● PROMPT
Your task is to repeat the entries word for word while leaving out the pictures.
--- THE RECORDS ---
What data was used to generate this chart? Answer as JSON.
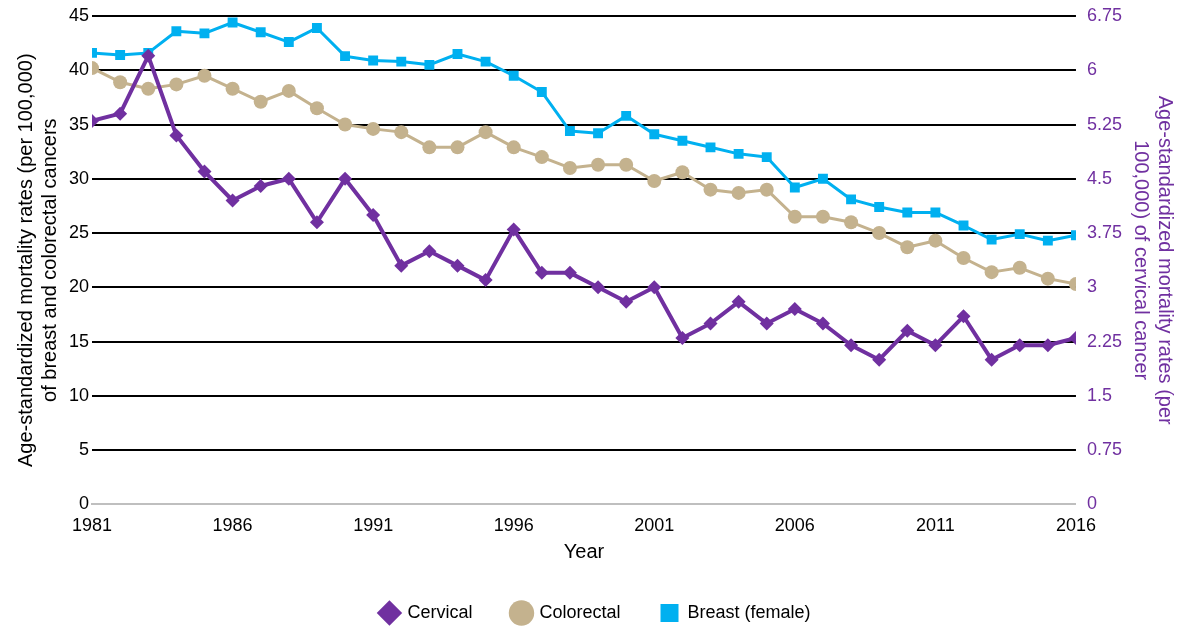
{
  "chart_data": {
    "type": "line",
    "xlabel": "Year",
    "ylabel": "Age-standardized mortality rates (per 100,000) of breast and colorectal cancers",
    "y2label": "Age-standardized mortality rates (per 100,000) of cervical cancer",
    "x": [
      1981,
      1982,
      1983,
      1984,
      1985,
      1986,
      1987,
      1988,
      1989,
      1990,
      1991,
      1992,
      1993,
      1994,
      1995,
      1996,
      1997,
      1998,
      1999,
      2000,
      2001,
      2002,
      2003,
      2004,
      2005,
      2006,
      2007,
      2008,
      2009,
      2010,
      2011,
      2012,
      2013,
      2014,
      2015,
      2016
    ],
    "xlim": [
      1981,
      2016
    ],
    "xticks": [
      1981,
      1986,
      1991,
      1996,
      2001,
      2006,
      2011,
      2016
    ],
    "ylim": [
      0,
      45
    ],
    "yticks": [
      0,
      5,
      10,
      15,
      20,
      25,
      30,
      35,
      40,
      45
    ],
    "y2lim": [
      0,
      6.75
    ],
    "y2ticks": [
      0,
      0.75,
      1.5,
      2.25,
      3,
      3.75,
      4.5,
      5.25,
      6,
      6.75
    ],
    "grid": "y",
    "legend": "bottom",
    "series": [
      {
        "name": "Breast (female)",
        "color": "#00b0f0",
        "marker": "square",
        "values": [
          41.6,
          41.4,
          41.6,
          43.6,
          43.4,
          44.4,
          43.5,
          42.6,
          43.9,
          41.3,
          40.9,
          40.8,
          40.5,
          41.5,
          40.8,
          39.5,
          38.0,
          34.4,
          34.2,
          35.8,
          34.1,
          33.5,
          32.9,
          32.3,
          32.0,
          29.2,
          30.0,
          28.1,
          27.4,
          26.9,
          26.9,
          25.7,
          24.4,
          24.9,
          24.3,
          24.8
        ]
      },
      {
        "name": "Colorectal",
        "color": "#c4b28e",
        "marker": "circle",
        "values": [
          40.2,
          38.9,
          38.3,
          38.7,
          39.5,
          38.3,
          37.1,
          38.1,
          36.5,
          35.0,
          34.6,
          34.3,
          32.9,
          32.9,
          34.3,
          32.9,
          32.0,
          31.0,
          31.3,
          31.3,
          29.8,
          30.6,
          29.0,
          28.7,
          29.0,
          26.5,
          26.5,
          26.0,
          25.0,
          23.7,
          24.3,
          22.7,
          21.4,
          21.8,
          20.8,
          20.3
        ]
      },
      {
        "name": "Cervical",
        "color": "#7030a0",
        "marker": "diamond",
        "axis": "y2",
        "values": [
          5.3,
          5.4,
          6.2,
          5.1,
          4.6,
          4.2,
          4.4,
          4.5,
          3.9,
          4.5,
          4.0,
          3.3,
          3.5,
          3.3,
          3.1,
          3.8,
          3.2,
          3.2,
          3.0,
          2.8,
          3.0,
          2.3,
          2.5,
          2.8,
          2.5,
          2.7,
          2.5,
          2.2,
          2.0,
          2.4,
          2.2,
          2.6,
          2.0,
          2.2,
          2.2,
          2.3
        ]
      }
    ]
  }
}
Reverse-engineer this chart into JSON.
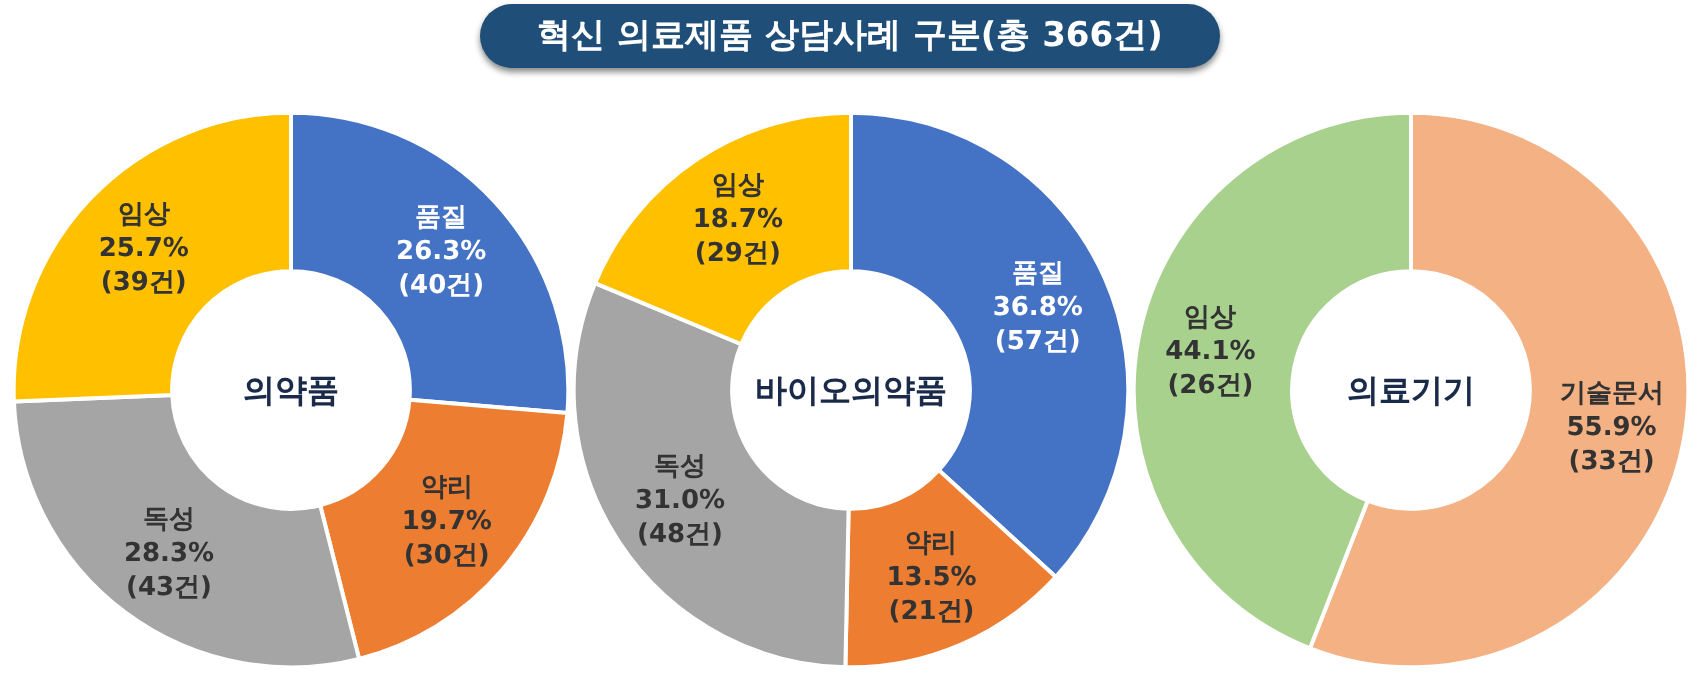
{
  "chart_data": [
    {
      "type": "other",
      "title": "혁신 의료제품 상담사례 구분(총 366건)"
    },
    {
      "type": "donut",
      "title": "의약품",
      "categories": [
        "품질",
        "약리",
        "독성",
        "임상"
      ],
      "values": [
        40,
        30,
        43,
        39
      ],
      "colors": [
        "#4472c4",
        "#ed7d31",
        "#a5a5a5",
        "#ffc000"
      ],
      "value_labels": [
        "26.3%\n(40건)",
        "19.7%\n(30건)",
        "28.3%\n(43건)",
        "25.7%\n(39건)"
      ],
      "legend": false
    },
    {
      "type": "donut",
      "title": "바이오의약품",
      "categories": [
        "품질",
        "약리",
        "독성",
        "임상"
      ],
      "values": [
        57,
        21,
        48,
        29
      ],
      "colors": [
        "#4472c4",
        "#ed7d31",
        "#a5a5a5",
        "#ffc000"
      ],
      "value_labels": [
        "36.8%\n(57건)",
        "13.5%\n(21건)",
        "31.0%\n(48건)",
        "18.7%\n(29건)"
      ],
      "legend": false
    },
    {
      "type": "donut",
      "title": "의료기기",
      "categories": [
        "기술문서",
        "임상"
      ],
      "values": [
        33,
        26
      ],
      "colors": [
        "#f4b183",
        "#a9d18e"
      ],
      "value_labels": [
        "55.9%\n(33건)",
        "44.1%\n(26건)"
      ],
      "legend": false
    }
  ]
}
---
● EXERCISE SOLUTION
What data was used to generate this chart? Answer as JSON.
{
  "chart_data": {
    "type": "line",
    "xlabel": "Year",
    "ylabel": "Age-standardized mortality rates (per 100,000) of breast and colorectal cancers",
    "y2label": "Age-standardized mortality rates (per 100,000) of cervical cancer",
    "x": [
      1981,
      1982,
      1983,
      1984,
      1985,
      1986,
      1987,
      1988,
      1989,
      1990,
      1991,
      1992,
      1993,
      1994,
      1995,
      1996,
      1997,
      1998,
      1999,
      2000,
      2001,
      2002,
      2003,
      2004,
      2005,
      2006,
      2007,
      2008,
      2009,
      2010,
      2011,
      2012,
      2013,
      2014,
      2015,
      2016
    ],
    "xlim": [
      1981,
      2016
    ],
    "xticks": [
      1981,
      1986,
      1991,
      1996,
      2001,
      2006,
      2011,
      2016
    ],
    "ylim": [
      0,
      45
    ],
    "yticks": [
      0,
      5,
      10,
      15,
      20,
      25,
      30,
      35,
      40,
      45
    ],
    "y2lim": [
      0,
      6.75
    ],
    "y2ticks": [
      0,
      0.75,
      1.5,
      2.25,
      3,
      3.75,
      4.5,
      5.25,
      6,
      6.75
    ],
    "grid": "y",
    "legend": "bottom",
    "series": [
      {
        "name": "Breast (female)",
        "color": "#00b0f0",
        "marker": "square",
        "values": [
          41.6,
          41.4,
          41.6,
          43.6,
          43.4,
          44.4,
          43.5,
          42.6,
          43.9,
          41.3,
          40.9,
          40.8,
          40.5,
          41.5,
          40.8,
          39.5,
          38.0,
          34.4,
          34.2,
          35.8,
          34.1,
          33.5,
          32.9,
          32.3,
          32.0,
          29.2,
          30.0,
          28.1,
          27.4,
          26.9,
          26.9,
          25.7,
          24.4,
          24.9,
          24.3,
          24.8
        ]
      },
      {
        "name": "Colorectal",
        "color": "#c4b28e",
        "marker": "circle",
        "values": [
          40.2,
          38.9,
          38.3,
          38.7,
          39.5,
          38.3,
          37.1,
          38.1,
          36.5,
          35.0,
          34.6,
          34.3,
          32.9,
          32.9,
          34.3,
          32.9,
          32.0,
          31.0,
          31.3,
          31.3,
          29.8,
          30.6,
          29.0,
          28.7,
          29.0,
          26.5,
          26.5,
          26.0,
          25.0,
          23.7,
          24.3,
          22.7,
          21.4,
          21.8,
          20.8,
          20.3
        ]
      },
      {
        "name": "Cervical",
        "color": "#7030a0",
        "marker": "diamond",
        "axis": "y2",
        "values": [
          5.3,
          5.4,
          6.2,
          5.1,
          4.6,
          4.2,
          4.4,
          4.5,
          3.9,
          4.5,
          4.0,
          3.3,
          3.5,
          3.3,
          3.1,
          3.8,
          3.2,
          3.2,
          3.0,
          2.8,
          3.0,
          2.3,
          2.5,
          2.8,
          2.5,
          2.7,
          2.5,
          2.2,
          2.0,
          2.4,
          2.2,
          2.6,
          2.0,
          2.2,
          2.2,
          2.3
        ]
      }
    ]
  }
}
Reverse-engineer this chart into JSON.
{
  "chart_data": [
    {
      "type": "other",
      "title": "혁신 의료제품 상담사례 구분(총 366건)"
    },
    {
      "type": "donut",
      "title": "의약품",
      "categories": [
        "품질",
        "약리",
        "독성",
        "임상"
      ],
      "values": [
        40,
        30,
        43,
        39
      ],
      "colors": [
        "#4472c4",
        "#ed7d31",
        "#a5a5a5",
        "#ffc000"
      ],
      "value_labels": [
        "26.3%\n(40건)",
        "19.7%\n(30건)",
        "28.3%\n(43건)",
        "25.7%\n(39건)"
      ],
      "legend": false
    },
    {
      "type": "donut",
      "title": "바이오의약품",
      "categories": [
        "품질",
        "약리",
        "독성",
        "임상"
      ],
      "values": [
        57,
        21,
        48,
        29
      ],
      "colors": [
        "#4472c4",
        "#ed7d31",
        "#a5a5a5",
        "#ffc000"
      ],
      "value_labels": [
        "36.8%\n(57건)",
        "13.5%\n(21건)",
        "31.0%\n(48건)",
        "18.7%\n(29건)"
      ],
      "legend": false
    },
    {
      "type": "donut",
      "title": "의료기기",
      "categories": [
        "기술문서",
        "임상"
      ],
      "values": [
        33,
        26
      ],
      "colors": [
        "#f4b183",
        "#a9d18e"
      ],
      "value_labels": [
        "55.9%\n(33건)",
        "44.1%\n(26건)"
      ],
      "legend": false
    }
  ]
}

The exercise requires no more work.